• _What needs to be done_
Find the word "Yoko" in the material below and gather every line that contains it.

• _Listed records_
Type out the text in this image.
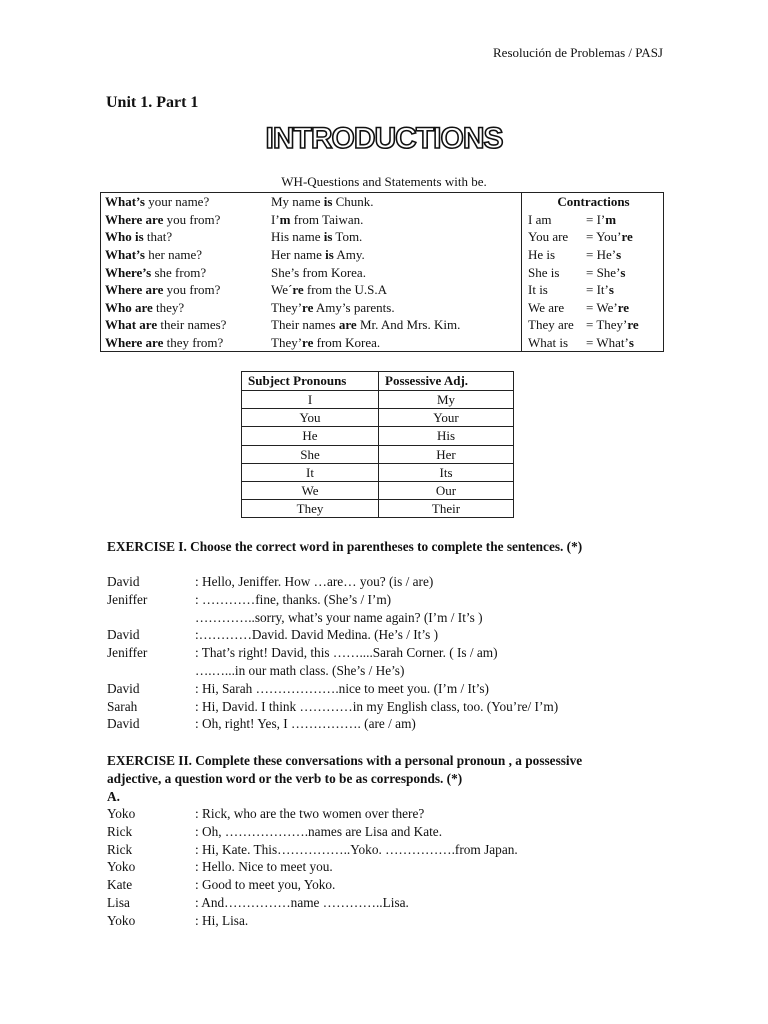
Resolución de Problemas / PASJ
Unit 1. Part 1
INTRODUCTIONS
WH-Questions and Statements with be.
What’s your name?	My name is Chunk.	Contractions
Where are you from?	I’m from Taiwan.	I am = I’m
Who is that?	His name is Tom.	You are = You’re
What’s her name?	Her name is Amy.	He is = He’s
Where’s she from?	She’s from Korea.	She is = She’s
Where are you from?	We´re from the U.S.A	It is = It’s
Who are they?	They’re Amy’s parents.	We are = We’re
What are their names?	Their names are Mr. And Mrs. Kim.	They are = They’re
Where are they from?	They’re from Korea.	What is = What’s
Subject Pronouns	Possessive Adj.
I	My
You	Your
He	His
She	Her
It	Its
We	Our
They	Their
EXERCISE I. Choose the correct word in parentheses to complete the sentences. (*)
David	: Hello, Jeniffer. How …are… you? (is / are)
Jeniffer	: …………fine, thanks. (She’s / I’m)
…………..sorry, what’s your name again? (I’m / It’s )
David	:…………David. David Medina. (He’s / It’s )
Jeniffer	: That’s right! David, this ……....Sarah Corner. ( Is / am)
….…...in our math class. (She’s / He’s)
David	: Hi, Sarah ……………….nice to meet you. (I’m / It’s)
Sarah	: Hi, David. I think …………in my English class, too. (You’re/ I’m)
David	: Oh, right! Yes, I ……………. (are / am)
EXERCISE II. Complete these conversations with a personal pronoun , a possessive
adjective, a question word or the verb to be as corresponds. (*)
A.
Yoko	: Rick, who are the two women over there?
Rick	: Oh, ……………….names are Lisa and Kate.
Rick	: Hi, Kate. This……………..Yoko. …………….from Japan.
Yoko	: Hello. Nice to meet you.
Kate	: Good to meet you, Yoko.
Lisa	: And……………name …………..Lisa.
Yoko	: Hi, Lisa.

• _Expected answer_
Yoko	: Rick, who are the two women over there?
Rick	: Hi, Kate. This……………..Yoko. …………….from Japan.
Yoko	: Hello. Nice to meet you.
Kate	: Good to meet you, Yoko.
Yoko	: Hi, Lisa.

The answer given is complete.